#### [Trecho do texto]
O presidente Lula sabia que a tendência era a interrupção na sequência de cortes na taxa básica de juro, por isso se antecipou em criticar a postura do presidente do Banco Central (BC), Roberto Campos Neto. É verdade que Campos Neto foi infeliz e irresponsável ao entrar em um debate eleitoral precoce envolvendo o governador de São Paulo, Tarcísio Freitas. Mas o alinhamento do dirigente ao governo anterior não é novidade, e as críticas do petista também não começaram hoje. Neste momento, contudo, as reclamações de Lula deveriam ser substituídas por uma carta de gratidão. O motivo vai muito além de partidarismo.
Se no momento em que assumiu o terceiro mandato Lula tinha razão em estar otimista com a economia, agora a situação é completamente diferente. Por uma série de fatores, que incluem o descompromisso do governo e do Congresso em cortar gastos, os diretores do BC não deveriam ignorar que um novo corte da Selic poderia prejudicar o controle da inflação.
Na disputa política e ideológica, aliados de Lula argumentam que Campos Neto joga contra o país e o governo, e que a decisão do BC "é uma sabotagem a todos os esforços do governo para o crescimento do Brasil", como disse o líder na Câmara, José Guimarães (PT-CE).
Neste sentido, o fato de a decisão ter sido unânime, e portanto referendada pelos quatro diretores indicados no governo petista, mostra que tecnicamente era a postura mais responsável.

Itens da coleção:
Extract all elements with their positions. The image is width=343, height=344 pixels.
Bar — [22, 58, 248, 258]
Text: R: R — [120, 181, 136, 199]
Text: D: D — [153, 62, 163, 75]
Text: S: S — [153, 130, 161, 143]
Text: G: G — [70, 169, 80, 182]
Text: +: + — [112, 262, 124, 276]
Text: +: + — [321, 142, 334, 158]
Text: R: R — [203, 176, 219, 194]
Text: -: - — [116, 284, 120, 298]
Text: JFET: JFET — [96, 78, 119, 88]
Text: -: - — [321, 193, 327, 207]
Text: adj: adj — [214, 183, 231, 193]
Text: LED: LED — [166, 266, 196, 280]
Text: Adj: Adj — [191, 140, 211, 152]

#### [Experimente]
Segundo o texto sobre a decisão do Banco Central, quantos diretores indicados no governo petista referendaram a decisão? O material não entra nesta atividade.

#### [Resolução]
Quatro diretores.